** Start of Supplied material **

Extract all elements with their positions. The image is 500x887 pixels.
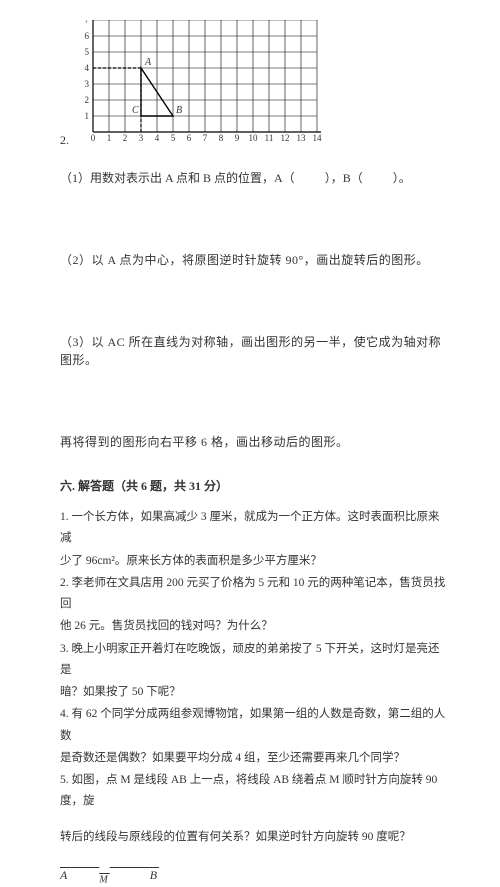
svg-text:13: 13 [297,133,307,143]
svg-text:6: 6 [187,133,192,143]
svg-text:11: 11 [265,133,274,143]
svg-text:A: A [144,57,152,68]
subq-2: （2）以 A 点为中心，将原图逆时针旋转 90°，画出旋转后的图形。 [60,251,450,269]
spacer [60,387,450,415]
subq-3: （3）以 AC 所在直线为对称轴，画出图形的另一半，使它成为轴对称图形。 [60,333,450,369]
svg-text:5: 5 [85,47,90,57]
svg-text:9: 9 [235,133,240,143]
q1-a: （1）用数对表示出 A 点和 B 点的位置，A（ [60,171,295,185]
svg-text:10: 10 [249,133,259,143]
svg-text:1: 1 [85,111,90,121]
grid-svg: 012345678910111213141234567ABC [75,20,323,146]
segment-am: A M [60,866,110,887]
svg-text:4: 4 [155,133,160,143]
point-a-label: A [60,868,69,882]
svg-text:6: 6 [85,31,90,41]
problem-1-l2: 少了 96cm²。原来长方体的表面积是多少平方厘米？ [60,551,450,572]
svg-text:5: 5 [171,133,176,143]
problem-2-l2: 他 26 元。售货员找回的钱对吗？为什么？ [60,616,450,637]
svg-text:4: 4 [85,63,90,73]
svg-text:C: C [132,105,139,116]
svg-text:8: 8 [219,133,224,143]
svg-text:3: 3 [85,79,90,89]
svg-text:B: B [176,105,182,116]
problem-number-2: 2. [60,131,69,151]
svg-text:2: 2 [123,133,128,143]
spacer [60,287,450,315]
svg-text:14: 14 [313,133,323,143]
line-segment-figure: A M B [60,866,450,887]
problem-5-l2: 转后的线段与原线段的位置有何关系？如果逆时针方向旋转 90 度呢？ [60,827,450,848]
spacer [60,205,450,233]
problem-2-chart-row: 2. 012345678910111213141234567ABC [60,20,450,151]
problem-4-l1: 4. 有 62 个同学分成两组参观博物馆，如果第一组的人数是奇数，第二组的人数 [60,704,450,747]
segment-mb: B [110,866,159,884]
point-m-label: M [99,874,109,885]
svg-text:1: 1 [107,133,112,143]
svg-text:7: 7 [85,20,90,25]
problem-3-l1: 3. 晚上小明家正开着灯在吃晚饭，顽皮的弟弟按了 5 下开关，这时灯是亮还是 [60,639,450,682]
q1-blank-b [366,171,390,185]
problem-1-l1: 1. 一个长方体，如果高减少 3 厘米，就成为一个正方体。这时表面积比原来减 [60,507,450,550]
svg-text:0: 0 [91,133,96,143]
problem-5-l1: 5. 如图，点 M 是线段 AB 上一点，将线段 AB 绕着点 M 顺时针方向旋… [60,770,450,813]
problem-2-l1: 2. 李老师在文具店用 200 元买了价格为 5 元和 10 元的两种笔记本，售… [60,573,450,616]
svg-text:7: 7 [203,133,208,143]
coordinate-grid-chart: 012345678910111213141234567ABC [75,20,323,151]
problem-3-l2: 暗？如果按了 50 下呢？ [60,682,450,703]
q1-blank-a [298,171,322,185]
svg-text:3: 3 [139,133,144,143]
point-b-label: B [150,868,159,882]
problem-4-l2: 是奇数还是偶数？如果要平均分成 4 组，至少还需要再来几个同学？ [60,748,450,769]
svg-text:12: 12 [281,133,290,143]
section-6-head: 六. 解答题（共 6 题，共 31 分） [60,477,450,495]
subq-1: （1）用数对表示出 A 点和 B 点的位置，A（ ），B（ ）。 [60,169,450,187]
q1-b: ），B（ [325,171,363,185]
subq-4: 再将得到的图形向右平移 6 格，画出移动后的图形。 [60,433,450,451]
q1-c: ）。 [393,171,411,185]
svg-text:2: 2 [85,95,90,105]
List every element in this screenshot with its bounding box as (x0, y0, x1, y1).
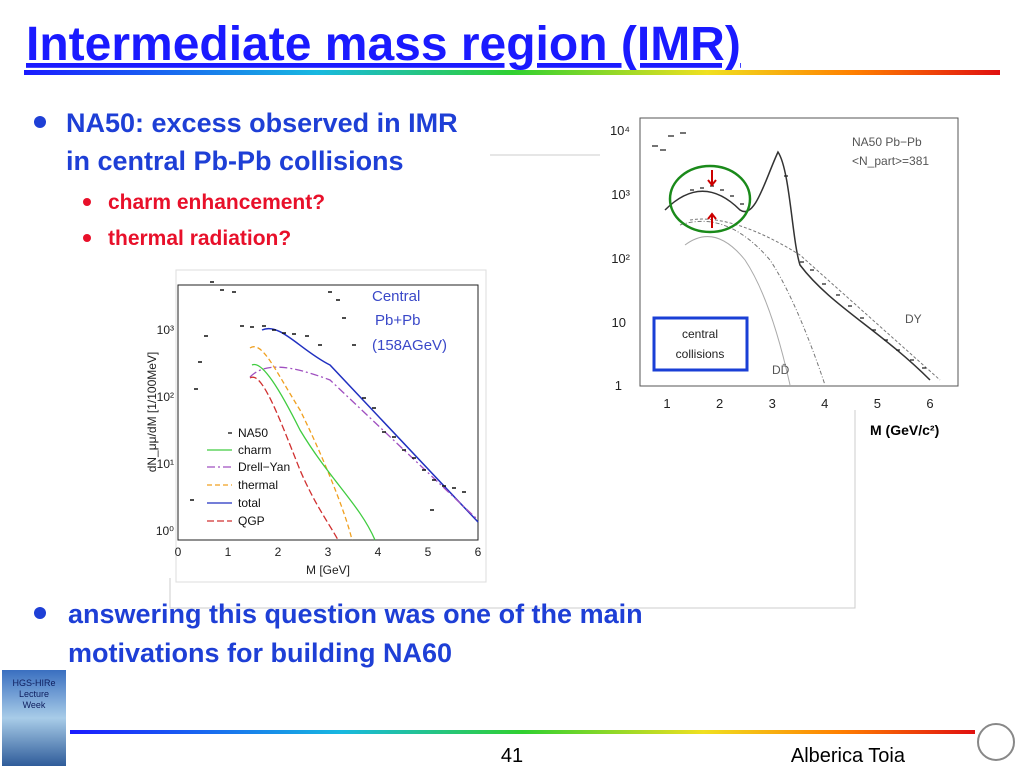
plot-label: DD̄ (772, 363, 790, 377)
logo-text: HGS-HIRe (12, 678, 55, 688)
box-label: collisions (676, 347, 725, 361)
title: Intermediate mass region (IMR) (26, 18, 741, 71)
footer-rule (70, 730, 975, 734)
legend-label: NA50 (238, 426, 268, 440)
x-tick-label: 0 (175, 545, 182, 559)
logo (2, 670, 66, 766)
author: Alberica Toia (791, 745, 906, 767)
plot-label: Pb+Pb (375, 312, 420, 329)
sub-bullet (83, 234, 91, 242)
y-tick-label: 10² (157, 390, 174, 404)
x-label: M (GeV/c²) (870, 422, 939, 438)
sub-bullet-text: charm enhancement? (108, 191, 325, 214)
y-tick-label: 10⁴ (610, 123, 630, 138)
x-tick-label: 3 (769, 396, 776, 411)
plot-label: NA50 Pb−Pb (852, 135, 922, 149)
x-tick-label: 6 (475, 545, 482, 559)
x-tick-label: 1 (225, 545, 232, 559)
legend-label: total (238, 496, 261, 510)
y-tick-label: 10⁰ (156, 524, 174, 538)
y-tick-label: 10² (611, 251, 630, 266)
cern-logo (977, 723, 1015, 761)
x-tick-label: 4 (375, 545, 382, 559)
legend-label: QGP (238, 514, 265, 528)
right-plot: central collisions 10⁴ 10³ 10² 10 1 1 2 3 4… (610, 117, 959, 438)
bullet-text: NA50: excess observed in IMR (66, 108, 458, 138)
plot-label: <N_part>=381 (852, 154, 929, 168)
plot-label: (158AGeV) (372, 337, 447, 354)
y-tick-label: 10 (612, 315, 626, 330)
sub-bullet-text: thermal radiation? (108, 227, 291, 250)
legend-label: thermal (238, 478, 278, 492)
x-tick-label: 2 (275, 545, 282, 559)
connector (169, 410, 856, 609)
bullet-text: answering this question was one of the m… (68, 599, 643, 629)
y-tick-label: 10¹ (157, 457, 174, 471)
logo-text: Week (23, 700, 46, 710)
plot-label: Central (372, 288, 420, 305)
x-tick-label: 3 (325, 545, 332, 559)
sub-bullet (83, 198, 91, 206)
legend-label: charm (238, 443, 271, 457)
y-label: dN_μμ/dM [1/100MeV] (145, 352, 159, 473)
box-label: central (682, 327, 718, 341)
x-tick-label: 4 (821, 396, 828, 411)
x-tick-label: 6 (926, 396, 933, 411)
bullet (34, 607, 46, 619)
bullet (34, 116, 46, 128)
x-tick-label: 5 (874, 396, 881, 411)
bullet-text: motivations for building NA60 (68, 638, 452, 668)
x-tick-label: 2 (716, 396, 723, 411)
left-plot: 10³ 10² 10¹ 10⁰ 0 1 2 3 4 5 6 M [GeV] dN_μμ/dM… (145, 269, 487, 583)
x-tick-label: 1 (663, 396, 670, 411)
y-tick-label: 10³ (611, 187, 630, 202)
plot-label: DY (905, 312, 922, 326)
bullet-text: in central Pb-Pb collisions (66, 146, 404, 176)
page-number: 41 (501, 745, 523, 767)
x-label: M [GeV] (306, 563, 350, 577)
legend-label: Drell−Yan (238, 460, 290, 474)
y-tick-label: 10³ (157, 323, 174, 337)
logo-text: Lecture (19, 689, 49, 699)
y-tick-label: 1 (615, 378, 622, 393)
x-tick-label: 5 (425, 545, 432, 559)
title-rule (24, 70, 1000, 75)
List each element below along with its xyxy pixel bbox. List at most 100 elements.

** End of Supplied material **

**Problem details:** Convert every line of the entries above into a Markdown table with the columns Row and Line. Number the rows, skip blank lines, and leave the pictures out.

**Solution to this problem:**
| Row | Line |
|---|---|
| 1 | Extract all elements with their positions. The image is 500x887 pixels. |
| 2 | svg-text:13: 13 [297,133,307,143] |
| 3 | svg-text:6: 6 [187,133,192,143] |
| 4 | svg-text:11: 11 [265,133,274,143] |
| 5 | svg-text:A: A [144,57,152,68] |
| 6 | subq-2: （2）以 A 点为中心，将原图逆时针旋转 90°，画出旋转后的图形。 [60,251,450,269] |
| 7 | spacer [60,387,450,415] |
| 8 | subq-3: （3）以 AC 所在直线为对称轴，画出图形的另一半，使它成为轴对称图形。 [60,333,450,369] |
| 9 | svg-text:5: 5 [85,47,90,57] |
| 10 | svg-text:9: 9 [235,133,240,143] |
| 11 | q1-a: （1）用数对表示出 A 点和 B 点的位置，A（ [60,171,295,185] |
| 12 | svg-text:10: 10 [249,133,259,143] |
| 13 | svg-text:1: 1 [85,111,90,121] |
| 14 | grid-svg: 012345678910111213141234567ABC [75,20,323,146] |
| 15 | segment-am: A M [60,866,110,887] |
| 16 | svg-text:4: 4 [155,133,160,143] |
| 17 | point-a-label: A [60,868,69,882] |
| 18 | svg-text:6: 6 [85,31,90,41] |
| 19 | problem-1-l2: 少了 96cm²。原来长方体的表面积是多少平方厘米？ [60,551,450,572] |
| 20 | svg-text:5: 5 [171,133,176,143] |
| 21 | problem-2-l2: 他 26 元。售货员找回的钱对吗？为什么？ [60,616,450,637] |
| 22 | svg-text:4: 4 [85,63,90,73] |
| 23 | svg-text:C: C [132,105,139,116] |
| 24 | svg-text:8: 8 [219,133,224,143] |
| 25 | svg-text:3: 3 [85,79,90,89] |
| 26 | svg-text:B: B [176,105,182,116] |
| 27 | problem-number-2: 2. [60,131,69,151] |
| 28 | svg-text:2: 2 [123,133,128,143] |
| 29 | spacer [60,287,450,315] |
| 30 | svg-text:14: 14 [313,133,323,143] |
| 31 | line-segment-figure: A M B [60,866,450,887] |
| 32 | problem-5-l2: 转后的线段与原线段的位置有何关系？如果逆时针方向旋转 90 度呢？ [60,827,450,848] |
| 33 | spacer [60,205,450,233] |
| 34 | problem-2-chart-row: 2. 012345678910111213141234567ABC [60,20,450,151] |
| 35 | problem-4-l1: 4. 有 62 个同学分成两组参观博物馆，如果第一组的人数是奇数，第二组的人数 [60,704,450,747] |
| 36 | segment-mb: B [110,866,159,884] |
| 37 | point-m-label: M [99,874,109,885] |
| 38 | svg-text:1: 1 [107,133,112,143] |
| 39 | svg-text:7: 7 [85,20,90,25] |
| 40 | problem-3-l1: 3. 晚上小明家正开着灯在吃晚饭，顽皮的弟弟按了 5 下开关，这时灯是亮还是 [60,639,450,682] |
| 41 | q1-blank-b [366,171,390,185] |
| 42 | problem-1-l1: 1. 一个长方体，如果高减少 3 厘米，就成为一个正方体。这时表面积比原来减 [60,507,450,550] |
| 43 | svg-text:0: 0 [91,133,96,143] |
| 44 | problem-5-l1: 5. 如图，点 M 是线段 AB 上一点，将线段 AB 绕着点 M 顺时针方向旋… [60,770,450,813] |
| 45 | problem-2-l1: 2. 李老师在文具店用 200 元买了价格为 5 元和 10 元的两种笔记本，售… [60,573,450,616] |
| 46 | svg-text:7: 7 [203,133,208,143] |
| 47 | coordinate-grid-chart: 012345678910111213141234567ABC [75,20,323,151] |
| 48 | problem-3-l2: 暗？如果按了 50 下呢？ [60,682,450,703] |
| 49 | q1-blank-a [298,171,322,185] |
| 50 | svg-text:3: 3 [139,133,144,143] |
| 51 | point-b-label: B [150,868,159,882] |
| 52 | problem-4-l2: 是奇数还是偶数？如果要平均分成 4 组，至少还需要再来几个同学？ [60,748,450,769] |
| 53 | svg-text:12: 12 [281,133,290,143] |
| 54 | section-6-head: 六. 解答题（共 6 题，共 31 分） [60,477,450,495] |
| 55 | subq-1: （1）用数对表示出 A 点和 B 点的位置，A（ ），B（ ）。 [60,169,450,187] |
| 56 | q1-b: ），B（ [325,171,363,185] |
| 57 | subq-4: 再将得到的图形向右平移 6 格，画出移动后的图形。 [60,433,450,451] |
| 58 | q1-c: ）。 [393,171,411,185] |
| 59 | svg-text:2: 2 [85,95,90,105] |
| 60 | List every element in this screenshot with its bounding box as (x0, y0, x1, y1). |
| 61 | plot-label: DD̄ (772, 363, 790, 377) |
| 62 | logo-text: HGS-HIRe (12, 678, 55, 688) |
| 63 | box-label: collisions (676, 347, 725, 361) |
| 64 | title: Intermediate mass region (IMR) (26, 18, 741, 71) |
| 65 | footer-rule (70, 730, 975, 734) |
| 66 | legend-label: NA50 (238, 426, 268, 440) |
| 67 | x-tick-label: 0 (175, 545, 182, 559) |
| 68 | logo (2, 670, 66, 766) |
| 69 | author: Alberica Toia (791, 745, 906, 767) |
| 70 | plot-label: Pb+Pb (375, 312, 420, 329) |
| 71 | sub-bullet (83, 234, 91, 242) |
| 72 | y-tick-label: 10² (157, 390, 174, 404) |
| 73 | x-label: M (GeV/c²) (870, 422, 939, 438) |
| 74 | sub-bullet-text: charm enhancement? (108, 191, 325, 214) |
| 75 | y-tick-label: 10⁴ (610, 123, 630, 138) |
| 76 | x-tick-label: 3 (769, 396, 776, 411) |
| 77 | plot-label: NA50 Pb−Pb (852, 135, 922, 149) |
| 78 | x-tick-label: 6 (475, 545, 482, 559) |
| 79 | x-tick-label: 1 (225, 545, 232, 559) |
| 80 | legend-label: total (238, 496, 261, 510) |
| 81 | y-tick-label: 10⁰ (156, 524, 174, 538) |
| 82 | y-tick-label: 10² (611, 251, 630, 266) |
| 83 | cern-logo (977, 723, 1015, 761) |
| 84 | x-tick-label: 4 (375, 545, 382, 559) |
| 85 | legend-label: QGP (238, 514, 265, 528) |
| 86 | right-plot: central collisions 10⁴ 10³ 10² 10 1 1 2 3 4… (610, 117, 959, 438) |
| 87 | bullet-text: NA50: excess observed in IMR (66, 108, 458, 138) |
| 88 | plot-label: <N_part>=381 (852, 154, 929, 168) |
| 89 | plot-label: (158AGeV) (372, 337, 447, 354) |
| 90 | y-tick-label: 10 (612, 315, 626, 330) |
| 91 | sub-bullet-text: thermal radiation? (108, 227, 291, 250) |
| 92 | legend-label: thermal (238, 478, 278, 492) |
| 93 | x-tick-label: 2 (275, 545, 282, 559) |
| 94 | connector (169, 410, 856, 609) |
| 95 | bullet-text: answering this question was one of the m… (68, 599, 643, 629) |
| 96 | y-tick-label: 10¹ (157, 457, 174, 471) |
| 97 | logo-text: Week (23, 700, 46, 710) |
| 98 | plot-label: Central (372, 288, 420, 305) |
| 99 | x-tick-label: 3 (325, 545, 332, 559) |
| 100 | sub-bullet (83, 198, 91, 206) |
| 101 | legend-label: charm (238, 443, 271, 457) |
| 102 | y-label: dN_μμ/dM [1/100MeV] (145, 352, 159, 473) |
| 103 | box-label: central (682, 327, 718, 341) |
| 104 | x-tick-label: 4 (821, 396, 828, 411) |
| 105 | x-tick-label: 6 (926, 396, 933, 411) |
| 106 | bullet (34, 607, 46, 619) |
| 107 | bullet (34, 116, 46, 128) |
| 108 | x-tick-label: 5 (874, 396, 881, 411) |
| 109 | bullet-text: motivations for building NA60 (68, 638, 452, 668) |
| 110 | x-tick-label: 2 (716, 396, 723, 411) |
| 111 | left-plot: 10³ 10² 10¹ 10⁰ 0 1 2 3 4 5 6 M [GeV] dN_μμ/dM… (145, 269, 487, 583) |
| 112 | x-tick-label: 1 (663, 396, 670, 411) |
| 113 | y-tick-label: 10³ (611, 187, 630, 202) |
| 114 | plot-label: DY (905, 312, 922, 326) |
| 115 | bullet-text: in central Pb-Pb collisions (66, 146, 404, 176) |
| 116 | page-number: 41 (501, 745, 523, 767) |
| 117 | x-label: M [GeV] (306, 563, 350, 577) |
| 118 | legend-label: Drell−Yan (238, 460, 290, 474) |
| 119 | y-tick-label: 10³ (157, 323, 174, 337) |
| 120 | logo-text: Lecture (19, 689, 49, 699) |
| 121 | y-tick-label: 1 (615, 378, 622, 393) |
| 122 | x-tick-label: 5 (425, 545, 432, 559) |
| 123 | title-rule (24, 70, 1000, 75) |
| 124 | List each element below along with its xyxy pixel bbox. List at most 100 elements. |